= INPUT ROWS =
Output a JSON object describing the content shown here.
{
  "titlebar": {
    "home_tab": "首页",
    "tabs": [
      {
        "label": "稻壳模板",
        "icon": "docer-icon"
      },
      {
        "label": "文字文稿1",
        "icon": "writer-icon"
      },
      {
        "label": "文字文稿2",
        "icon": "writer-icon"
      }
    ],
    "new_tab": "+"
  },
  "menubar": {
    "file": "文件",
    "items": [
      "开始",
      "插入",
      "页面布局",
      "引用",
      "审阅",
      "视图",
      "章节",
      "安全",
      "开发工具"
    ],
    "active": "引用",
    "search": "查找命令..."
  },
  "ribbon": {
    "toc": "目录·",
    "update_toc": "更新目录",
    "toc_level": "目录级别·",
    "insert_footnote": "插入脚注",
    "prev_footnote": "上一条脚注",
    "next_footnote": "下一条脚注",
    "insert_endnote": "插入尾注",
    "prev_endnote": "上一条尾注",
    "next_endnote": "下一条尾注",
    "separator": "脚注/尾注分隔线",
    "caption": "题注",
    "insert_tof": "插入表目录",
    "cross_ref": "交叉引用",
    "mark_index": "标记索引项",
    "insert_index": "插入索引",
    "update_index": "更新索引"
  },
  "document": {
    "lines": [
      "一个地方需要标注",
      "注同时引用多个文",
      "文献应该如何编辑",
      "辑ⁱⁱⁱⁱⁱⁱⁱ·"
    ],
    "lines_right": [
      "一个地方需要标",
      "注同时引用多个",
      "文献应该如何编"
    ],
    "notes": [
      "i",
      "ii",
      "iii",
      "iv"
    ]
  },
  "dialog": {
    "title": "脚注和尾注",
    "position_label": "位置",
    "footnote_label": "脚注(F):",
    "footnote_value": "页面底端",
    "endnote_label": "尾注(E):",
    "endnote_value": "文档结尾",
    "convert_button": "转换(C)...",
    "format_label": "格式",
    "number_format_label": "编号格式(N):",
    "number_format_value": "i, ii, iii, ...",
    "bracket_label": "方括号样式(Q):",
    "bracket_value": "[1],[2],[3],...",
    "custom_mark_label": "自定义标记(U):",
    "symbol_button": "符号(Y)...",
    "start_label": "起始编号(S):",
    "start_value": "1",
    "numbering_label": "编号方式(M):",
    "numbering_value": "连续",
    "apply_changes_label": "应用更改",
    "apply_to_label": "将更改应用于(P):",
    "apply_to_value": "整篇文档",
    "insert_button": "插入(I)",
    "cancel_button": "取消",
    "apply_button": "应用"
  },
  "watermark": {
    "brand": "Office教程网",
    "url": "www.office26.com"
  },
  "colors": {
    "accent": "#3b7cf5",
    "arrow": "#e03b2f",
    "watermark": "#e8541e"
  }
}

= REQUIRED WORK =
Write the listing out again, exactly as shown above.

= RESULT OF THIS TASK =
Output a JSON object describing the content shown here.
{
  "titlebar": {
    "home_tab": "首页",
    "tabs": [
      {
        "label": "稻壳模板",
        "icon": "docer-icon"
      },
      {
        "label": "文字文稿1",
        "icon": "writer-icon"
      },
      {
        "label": "文字文稿2",
        "icon": "writer-icon"
      }
    ],
    "new_tab": "+"
  },
  "menubar": {
    "file": "文件",
    "items": [
      "开始",
      "插入",
      "页面布局",
      "引用",
      "审阅",
      "视图",
      "章节",
      "安全",
      "开发工具"
    ],
    "active": "引用",
    "search": "查找命令..."
  },
  "ribbon": {
    "toc": "目录·",
    "update_toc": "更新目录",
    "toc_level": "目录级别·",
    "insert_footnote": "插入脚注",
    "prev_footnote": "上一条脚注",
    "next_footnote": "下一条脚注",
    "insert_endnote": "插入尾注",
    "prev_endnote": "上一条尾注",
    "next_endnote": "下一条尾注",
    "separator": "脚注/尾注分隔线",
    "caption": "题注",
    "insert_tof": "插入表目录",
    "cross_ref": "交叉引用",
    "mark_index": "标记索引项",
    "insert_index": "插入索引",
    "update_index": "更新索引"
  },
  "document": {
    "lines": [
      "一个地方需要标注",
      "注同时引用多个文",
      "文献应该如何编辑",
      "辑ⁱⁱⁱⁱⁱⁱⁱ·"
    ],
    "lines_right": [
      "一个地方需要标",
      "注同时引用多个",
      "文献应该如何编"
    ],
    "notes": [
      "i",
      "ii",
      "iii",
      "iv"
    ]
  },
  "dialog": {
    "title": "脚注和尾注",
    "position_label": "位置",
    "footnote_label": "脚注(F):",
    "footnote_value": "页面底端",
    "endnote_label": "尾注(E):",
    "endnote_value": "文档结尾",
    "convert_button": "转换(C)...",
    "format_label": "格式",
    "number_format_label": "编号格式(N):",
    "number_format_value": "i, ii, iii, ...",
    "bracket_label": "方括号样式(Q):",
    "bracket_value": "[1],[2],[3],...",
    "custom_mark_label": "自定义标记(U):",
    "symbol_button": "符号(Y)...",
    "start_label": "起始编号(S):",
    "start_value": "1",
    "numbering_label": "编号方式(M):",
    "numbering_value": "连续",
    "apply_changes_label": "应用更改",
    "apply_to_label": "将更改应用于(P):",
    "apply_to_value": "整篇文档",
    "insert_button": "插入(I)",
    "cancel_button": "取消",
    "apply_button": "应用"
  },
  "watermark": {
    "brand": "Office教程网",
    "url": "www.office26.com"
  },
  "colors": {
    "accent": "#3b7cf5",
    "arrow": "#e03b2f",
    "watermark": "#e8541e"
  }
}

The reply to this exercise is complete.